TASK REQUIREMENTS -
Transcribe everything in the data word for word. Pictures are left out.

====== DATA SUPPLIED ======

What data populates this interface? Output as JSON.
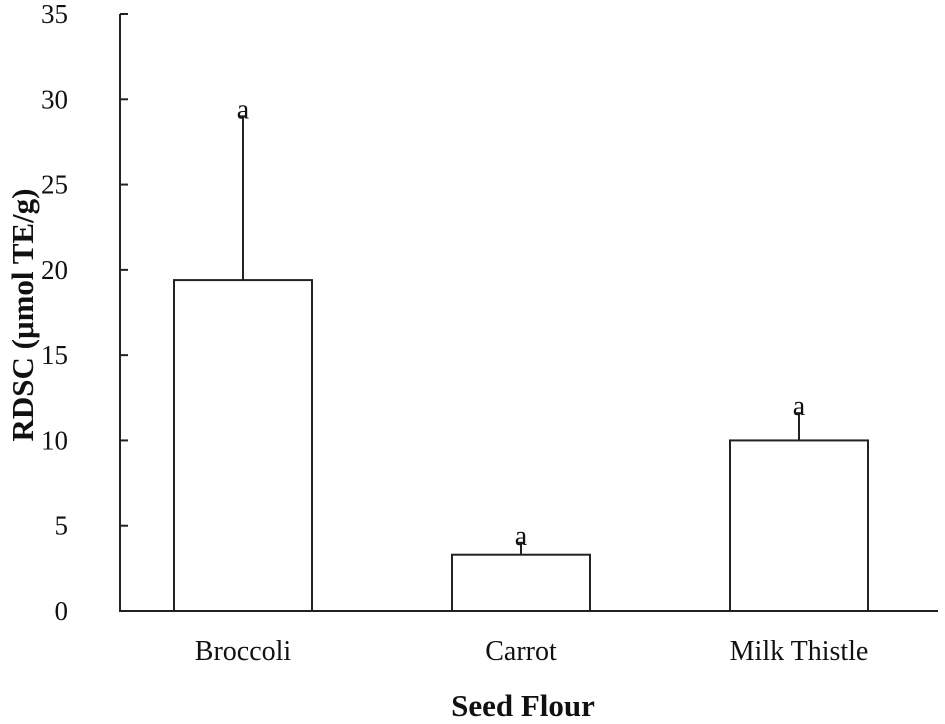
{
  "chart_data": {
    "type": "bar",
    "xlabel": "Seed Flour",
    "ylabel": "RDSC (μmol TE/g)",
    "ylim": [
      0,
      35
    ],
    "yticks": [
      0,
      5,
      10,
      15,
      20,
      25,
      30,
      35
    ],
    "categories": [
      "Broccoli",
      "Carrot",
      "Milk Thistle"
    ],
    "values": [
      19.4,
      3.3,
      10.0
    ],
    "error_upper": [
      29.0,
      4.0,
      11.6
    ],
    "significance_labels": [
      "a",
      "a",
      "a"
    ],
    "grid": false,
    "legend": "none",
    "colors": {
      "bar_fill": "#ffffff",
      "stroke": "#222222"
    }
  }
}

======

RESPONSE TO THIS EXERCISE -
What data populates this interface? Output as JSON.
{
  "chart_data": {
    "type": "bar",
    "xlabel": "Seed Flour",
    "ylabel": "RDSC (μmol TE/g)",
    "ylim": [
      0,
      35
    ],
    "yticks": [
      0,
      5,
      10,
      15,
      20,
      25,
      30,
      35
    ],
    "categories": [
      "Broccoli",
      "Carrot",
      "Milk Thistle"
    ],
    "values": [
      19.4,
      3.3,
      10.0
    ],
    "error_upper": [
      29.0,
      4.0,
      11.6
    ],
    "significance_labels": [
      "a",
      "a",
      "a"
    ],
    "grid": false,
    "legend": "none",
    "colors": {
      "bar_fill": "#ffffff",
      "stroke": "#222222"
    }
  }
}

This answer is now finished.